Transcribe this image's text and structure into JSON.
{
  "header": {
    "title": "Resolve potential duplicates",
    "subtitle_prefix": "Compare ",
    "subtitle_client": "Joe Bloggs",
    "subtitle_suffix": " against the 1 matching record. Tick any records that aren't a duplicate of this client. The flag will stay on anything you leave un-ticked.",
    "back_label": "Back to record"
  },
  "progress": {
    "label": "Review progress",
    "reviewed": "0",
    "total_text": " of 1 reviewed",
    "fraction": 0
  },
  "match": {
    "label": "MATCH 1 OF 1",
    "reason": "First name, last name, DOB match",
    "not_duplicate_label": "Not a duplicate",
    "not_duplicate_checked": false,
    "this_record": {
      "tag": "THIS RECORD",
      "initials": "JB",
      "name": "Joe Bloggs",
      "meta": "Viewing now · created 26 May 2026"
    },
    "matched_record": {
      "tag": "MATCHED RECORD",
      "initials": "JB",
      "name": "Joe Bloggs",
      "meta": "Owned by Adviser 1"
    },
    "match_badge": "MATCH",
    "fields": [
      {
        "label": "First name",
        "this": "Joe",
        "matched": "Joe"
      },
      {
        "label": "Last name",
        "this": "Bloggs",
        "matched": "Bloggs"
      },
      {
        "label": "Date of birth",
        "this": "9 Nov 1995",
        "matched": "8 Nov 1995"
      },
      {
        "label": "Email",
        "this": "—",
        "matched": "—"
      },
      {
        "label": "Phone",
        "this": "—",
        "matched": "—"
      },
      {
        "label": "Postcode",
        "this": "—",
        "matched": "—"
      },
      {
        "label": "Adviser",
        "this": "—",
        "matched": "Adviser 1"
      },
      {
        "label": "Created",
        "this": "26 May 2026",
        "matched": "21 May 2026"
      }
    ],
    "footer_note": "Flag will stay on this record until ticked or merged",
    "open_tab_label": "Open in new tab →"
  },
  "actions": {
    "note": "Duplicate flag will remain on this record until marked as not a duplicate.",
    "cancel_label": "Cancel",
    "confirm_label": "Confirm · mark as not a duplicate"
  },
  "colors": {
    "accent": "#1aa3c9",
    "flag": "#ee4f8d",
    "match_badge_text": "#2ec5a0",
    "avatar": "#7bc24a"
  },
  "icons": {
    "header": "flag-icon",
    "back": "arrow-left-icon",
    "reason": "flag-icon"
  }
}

WHAT THE TASK REQUIRES - Your task is to give the records above again, exactly.

ANSWER -
Transcribe this image's text and structure into JSON.
{
  "header": {
    "title": "Resolve potential duplicates",
    "subtitle_prefix": "Compare ",
    "subtitle_client": "Joe Bloggs",
    "subtitle_suffix": " against the 1 matching record. Tick any records that aren't a duplicate of this client. The flag will stay on anything you leave un-ticked.",
    "back_label": "Back to record"
  },
  "progress": {
    "label": "Review progress",
    "reviewed": "0",
    "total_text": " of 1 reviewed",
    "fraction": 0
  },
  "match": {
    "label": "MATCH 1 OF 1",
    "reason": "First name, last name, DOB match",
    "not_duplicate_label": "Not a duplicate",
    "not_duplicate_checked": false,
    "this_record": {
      "tag": "THIS RECORD",
      "initials": "JB",
      "name": "Joe Bloggs",
      "meta": "Viewing now · created 26 May 2026"
    },
    "matched_record": {
      "tag": "MATCHED RECORD",
      "initials": "JB",
      "name": "Joe Bloggs",
      "meta": "Owned by Adviser 1"
    },
    "match_badge": "MATCH",
    "fields": [
      {
        "label": "First name",
        "this": "Joe",
        "matched": "Joe"
      },
      {
        "label": "Last name",
        "this": "Bloggs",
        "matched": "Bloggs"
      },
      {
        "label": "Date of birth",
        "this": "9 Nov 1995",
        "matched": "8 Nov 1995"
      },
      {
        "label": "Email",
        "this": "—",
        "matched": "—"
      },
      {
        "label": "Phone",
        "this": "—",
        "matched": "—"
      },
      {
        "label": "Postcode",
        "this": "—",
        "matched": "—"
      },
      {
        "label": "Adviser",
        "this": "—",
        "matched": "Adviser 1"
      },
      {
        "label": "Created",
        "this": "26 May 2026",
        "matched": "21 May 2026"
      }
    ],
    "footer_note": "Flag will stay on this record until ticked or merged",
    "open_tab_label": "Open in new tab →"
  },
  "actions": {
    "note": "Duplicate flag will remain on this record until marked as not a duplicate.",
    "cancel_label": "Cancel",
    "confirm_label": "Confirm · mark as not a duplicate"
  },
  "colors": {
    "accent": "#1aa3c9",
    "flag": "#ee4f8d",
    "match_badge_text": "#2ec5a0",
    "avatar": "#7bc24a"
  },
  "icons": {
    "header": "flag-icon",
    "back": "arrow-left-icon",
    "reason": "flag-icon"
  }
}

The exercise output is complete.